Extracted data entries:
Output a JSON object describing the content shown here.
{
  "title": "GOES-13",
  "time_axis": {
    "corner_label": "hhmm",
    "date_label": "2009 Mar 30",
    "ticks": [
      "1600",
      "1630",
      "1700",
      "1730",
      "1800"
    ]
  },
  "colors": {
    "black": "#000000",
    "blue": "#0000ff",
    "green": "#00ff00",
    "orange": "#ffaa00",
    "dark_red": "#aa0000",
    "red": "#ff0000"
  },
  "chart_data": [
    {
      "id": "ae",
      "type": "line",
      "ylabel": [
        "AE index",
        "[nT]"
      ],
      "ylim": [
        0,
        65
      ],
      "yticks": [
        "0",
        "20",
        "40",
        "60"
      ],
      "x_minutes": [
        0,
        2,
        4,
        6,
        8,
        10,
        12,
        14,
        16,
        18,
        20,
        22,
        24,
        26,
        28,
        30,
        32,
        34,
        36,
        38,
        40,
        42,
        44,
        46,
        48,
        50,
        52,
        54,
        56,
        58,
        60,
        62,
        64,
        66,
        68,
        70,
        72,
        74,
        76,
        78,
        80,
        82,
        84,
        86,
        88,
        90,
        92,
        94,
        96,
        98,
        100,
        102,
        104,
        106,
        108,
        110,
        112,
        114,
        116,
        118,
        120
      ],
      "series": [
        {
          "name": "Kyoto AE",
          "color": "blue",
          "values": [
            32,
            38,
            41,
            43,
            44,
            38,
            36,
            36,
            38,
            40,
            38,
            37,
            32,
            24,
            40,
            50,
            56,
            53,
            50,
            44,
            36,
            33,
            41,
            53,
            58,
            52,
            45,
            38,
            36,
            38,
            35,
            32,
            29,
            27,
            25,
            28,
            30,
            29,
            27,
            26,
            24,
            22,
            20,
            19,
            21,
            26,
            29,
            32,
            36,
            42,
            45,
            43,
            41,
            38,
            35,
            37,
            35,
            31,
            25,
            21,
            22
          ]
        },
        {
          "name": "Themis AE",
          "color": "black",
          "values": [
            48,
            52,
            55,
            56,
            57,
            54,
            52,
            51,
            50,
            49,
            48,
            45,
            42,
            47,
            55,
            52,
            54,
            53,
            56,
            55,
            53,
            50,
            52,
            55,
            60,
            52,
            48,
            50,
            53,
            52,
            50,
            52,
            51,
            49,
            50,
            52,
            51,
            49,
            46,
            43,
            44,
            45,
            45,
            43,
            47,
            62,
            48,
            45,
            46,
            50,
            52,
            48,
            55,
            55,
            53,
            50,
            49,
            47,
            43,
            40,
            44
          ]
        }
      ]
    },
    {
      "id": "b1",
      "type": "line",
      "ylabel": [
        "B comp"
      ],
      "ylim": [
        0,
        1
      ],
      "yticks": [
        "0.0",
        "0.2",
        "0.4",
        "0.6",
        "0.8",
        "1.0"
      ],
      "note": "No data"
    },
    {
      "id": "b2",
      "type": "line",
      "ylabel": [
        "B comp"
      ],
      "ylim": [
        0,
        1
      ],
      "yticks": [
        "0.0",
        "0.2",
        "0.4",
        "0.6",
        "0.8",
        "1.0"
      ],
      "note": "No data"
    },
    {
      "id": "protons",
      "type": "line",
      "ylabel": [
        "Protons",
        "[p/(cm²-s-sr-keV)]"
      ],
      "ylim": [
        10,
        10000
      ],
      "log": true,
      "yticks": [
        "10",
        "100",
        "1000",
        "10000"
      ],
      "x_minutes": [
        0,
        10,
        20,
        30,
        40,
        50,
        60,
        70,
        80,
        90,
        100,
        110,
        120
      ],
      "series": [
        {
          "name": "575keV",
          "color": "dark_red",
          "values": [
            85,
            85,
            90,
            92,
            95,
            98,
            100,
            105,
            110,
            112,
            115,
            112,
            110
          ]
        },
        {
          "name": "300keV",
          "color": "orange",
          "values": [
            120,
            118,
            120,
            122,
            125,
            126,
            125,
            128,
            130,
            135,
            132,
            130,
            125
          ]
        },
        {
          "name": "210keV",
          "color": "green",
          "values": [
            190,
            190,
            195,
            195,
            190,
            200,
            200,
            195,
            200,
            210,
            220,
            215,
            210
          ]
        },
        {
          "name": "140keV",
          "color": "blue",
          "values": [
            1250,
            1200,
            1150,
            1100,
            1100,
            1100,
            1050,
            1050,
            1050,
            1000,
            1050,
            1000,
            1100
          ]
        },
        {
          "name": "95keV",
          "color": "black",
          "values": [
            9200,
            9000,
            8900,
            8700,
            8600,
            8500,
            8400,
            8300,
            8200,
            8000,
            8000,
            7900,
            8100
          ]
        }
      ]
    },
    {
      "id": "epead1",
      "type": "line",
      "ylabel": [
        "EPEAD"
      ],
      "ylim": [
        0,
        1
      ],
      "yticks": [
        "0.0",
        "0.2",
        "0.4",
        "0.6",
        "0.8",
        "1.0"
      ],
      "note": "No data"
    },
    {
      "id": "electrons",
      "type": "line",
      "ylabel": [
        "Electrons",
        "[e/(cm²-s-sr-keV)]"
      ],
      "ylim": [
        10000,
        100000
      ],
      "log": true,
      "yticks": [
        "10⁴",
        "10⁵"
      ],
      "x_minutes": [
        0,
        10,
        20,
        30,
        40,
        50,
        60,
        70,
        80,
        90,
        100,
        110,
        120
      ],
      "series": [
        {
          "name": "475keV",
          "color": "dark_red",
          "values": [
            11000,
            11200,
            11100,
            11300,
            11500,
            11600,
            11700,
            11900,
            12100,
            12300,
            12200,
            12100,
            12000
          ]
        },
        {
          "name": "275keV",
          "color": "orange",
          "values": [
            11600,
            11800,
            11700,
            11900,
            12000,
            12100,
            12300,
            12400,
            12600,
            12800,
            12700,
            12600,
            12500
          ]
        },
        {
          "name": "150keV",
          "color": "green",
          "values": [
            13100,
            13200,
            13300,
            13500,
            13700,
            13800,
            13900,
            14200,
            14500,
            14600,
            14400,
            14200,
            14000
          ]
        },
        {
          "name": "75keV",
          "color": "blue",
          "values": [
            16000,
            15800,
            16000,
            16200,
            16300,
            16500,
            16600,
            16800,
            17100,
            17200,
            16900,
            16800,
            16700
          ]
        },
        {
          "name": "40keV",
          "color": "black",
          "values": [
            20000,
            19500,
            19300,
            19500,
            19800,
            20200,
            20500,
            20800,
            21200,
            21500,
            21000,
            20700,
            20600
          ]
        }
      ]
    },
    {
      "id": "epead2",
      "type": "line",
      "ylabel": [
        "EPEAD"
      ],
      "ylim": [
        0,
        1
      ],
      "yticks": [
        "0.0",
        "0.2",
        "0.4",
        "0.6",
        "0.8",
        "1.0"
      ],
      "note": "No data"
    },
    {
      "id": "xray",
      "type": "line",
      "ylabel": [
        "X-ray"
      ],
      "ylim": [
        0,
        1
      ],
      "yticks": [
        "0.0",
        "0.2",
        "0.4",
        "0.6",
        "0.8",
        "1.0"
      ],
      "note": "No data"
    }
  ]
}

Your goal: State how many lines of the records above contain the word "name", giving only that number.

Task output: 12